→ Exercise details
Print all entries word for word.

→ Items
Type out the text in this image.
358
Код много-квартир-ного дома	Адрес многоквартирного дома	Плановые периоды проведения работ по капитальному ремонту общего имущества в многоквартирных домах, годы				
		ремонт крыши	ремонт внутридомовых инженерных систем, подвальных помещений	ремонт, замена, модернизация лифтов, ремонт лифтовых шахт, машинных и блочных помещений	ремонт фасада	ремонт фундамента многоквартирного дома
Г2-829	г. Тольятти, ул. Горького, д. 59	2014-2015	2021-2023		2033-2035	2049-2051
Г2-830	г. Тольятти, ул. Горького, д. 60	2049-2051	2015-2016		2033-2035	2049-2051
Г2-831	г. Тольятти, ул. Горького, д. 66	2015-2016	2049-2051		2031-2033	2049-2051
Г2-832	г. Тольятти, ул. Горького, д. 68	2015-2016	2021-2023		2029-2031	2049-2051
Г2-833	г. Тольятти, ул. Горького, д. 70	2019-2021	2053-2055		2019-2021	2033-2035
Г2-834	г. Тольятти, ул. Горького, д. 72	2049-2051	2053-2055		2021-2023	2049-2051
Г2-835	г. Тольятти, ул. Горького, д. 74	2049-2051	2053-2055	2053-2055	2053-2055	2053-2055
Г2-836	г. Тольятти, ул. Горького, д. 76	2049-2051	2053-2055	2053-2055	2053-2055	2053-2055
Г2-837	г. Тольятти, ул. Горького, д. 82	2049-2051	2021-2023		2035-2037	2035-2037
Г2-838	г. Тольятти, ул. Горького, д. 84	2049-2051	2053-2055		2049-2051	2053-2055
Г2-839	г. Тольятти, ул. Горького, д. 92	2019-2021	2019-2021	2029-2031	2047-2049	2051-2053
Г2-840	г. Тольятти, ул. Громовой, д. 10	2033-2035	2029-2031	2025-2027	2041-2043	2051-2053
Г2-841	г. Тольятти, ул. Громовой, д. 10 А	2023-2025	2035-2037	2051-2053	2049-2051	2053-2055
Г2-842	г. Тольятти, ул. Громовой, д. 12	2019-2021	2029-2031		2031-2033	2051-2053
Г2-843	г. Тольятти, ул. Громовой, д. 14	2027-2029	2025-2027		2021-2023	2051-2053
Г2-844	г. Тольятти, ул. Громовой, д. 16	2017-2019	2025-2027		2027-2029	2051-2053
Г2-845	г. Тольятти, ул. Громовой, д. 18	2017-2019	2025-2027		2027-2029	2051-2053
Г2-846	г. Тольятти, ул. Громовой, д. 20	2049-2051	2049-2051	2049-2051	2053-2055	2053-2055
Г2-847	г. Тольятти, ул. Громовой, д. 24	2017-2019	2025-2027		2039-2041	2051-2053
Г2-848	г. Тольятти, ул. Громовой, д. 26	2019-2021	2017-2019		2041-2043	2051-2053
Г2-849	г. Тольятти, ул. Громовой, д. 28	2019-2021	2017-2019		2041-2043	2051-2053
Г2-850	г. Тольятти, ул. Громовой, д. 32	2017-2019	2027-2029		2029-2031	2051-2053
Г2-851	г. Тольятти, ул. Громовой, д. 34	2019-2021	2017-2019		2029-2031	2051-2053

→ Response to the task
Type out the text in this image.
358
Код много-квартир-ного дома	Адрес многоквартирного дома	Плановые периоды проведения работ по капитальному ремонту общего имущества в многоквартирных домах, годы				
		ремонт крыши	ремонт внутридомовых инженерных систем, подвальных помещений	ремонт, замена, модернизация лифтов, ремонт лифтовых шахт, машинных и блочных помещений	ремонт фасада	ремонт фундамента многоквартирного дома
Г2-829	г. Тольятти, ул. Горького, д. 59	2014-2015	2021-2023		2033-2035	2049-2051
Г2-830	г. Тольятти, ул. Горького, д. 60	2049-2051	2015-2016		2033-2035	2049-2051
Г2-831	г. Тольятти, ул. Горького, д. 66	2015-2016	2049-2051		2031-2033	2049-2051
Г2-832	г. Тольятти, ул. Горького, д. 68	2015-2016	2021-2023		2029-2031	2049-2051
Г2-833	г. Тольятти, ул. Горького, д. 70	2019-2021	2053-2055		2019-2021	2033-2035
Г2-834	г. Тольятти, ул. Горького, д. 72	2049-2051	2053-2055		2021-2023	2049-2051
Г2-835	г. Тольятти, ул. Горького, д. 74	2049-2051	2053-2055	2053-2055	2053-2055	2053-2055
Г2-836	г. Тольятти, ул. Горького, д. 76	2049-2051	2053-2055	2053-2055	2053-2055	2053-2055
Г2-837	г. Тольятти, ул. Горького, д. 82	2049-2051	2021-2023		2035-2037	2035-2037
Г2-838	г. Тольятти, ул. Горького, д. 84	2049-2051	2053-2055		2049-2051	2053-2055
Г2-839	г. Тольятти, ул. Горького, д. 92	2019-2021	2019-2021	2029-2031	2047-2049	2051-2053
Г2-840	г. Тольятти, ул. Громовой, д. 10	2033-2035	2029-2031	2025-2027	2041-2043	2051-2053
Г2-841	г. Тольятти, ул. Громовой, д. 10 А	2023-2025	2035-2037	2051-2053	2049-2051	2053-2055
Г2-842	г. Тольятти, ул. Громовой, д. 12	2019-2021	2029-2031		2031-2033	2051-2053
Г2-843	г. Тольятти, ул. Громовой, д. 14	2027-2029	2025-2027		2021-2023	2051-2053
Г2-844	г. Тольятти, ул. Громовой, д. 16	2017-2019	2025-2027		2027-2029	2051-2053
Г2-845	г. Тольятти, ул. Громовой, д. 18	2017-2019	2025-2027		2027-2029	2051-2053
Г2-846	г. Тольятти, ул. Громовой, д. 20	2049-2051	2049-2051	2049-2051	2053-2055	2053-2055
Г2-847	г. Тольятти, ул. Громовой, д. 24	2017-2019	2025-2027		2039-2041	2051-2053
Г2-848	г. Тольятти, ул. Громовой, д. 26	2019-2021	2017-2019		2041-2043	2051-2053
Г2-849	г. Тольятти, ул. Громовой, д. 28	2019-2021	2017-2019		2041-2043	2051-2053
Г2-850	г. Тольятти, ул. Громовой, д. 32	2017-2019	2027-2029		2029-2031	2051-2053
Г2-851	г. Тольятти, ул. Громовой, д. 34	2019-2021	2017-2019		2029-2031	2051-2053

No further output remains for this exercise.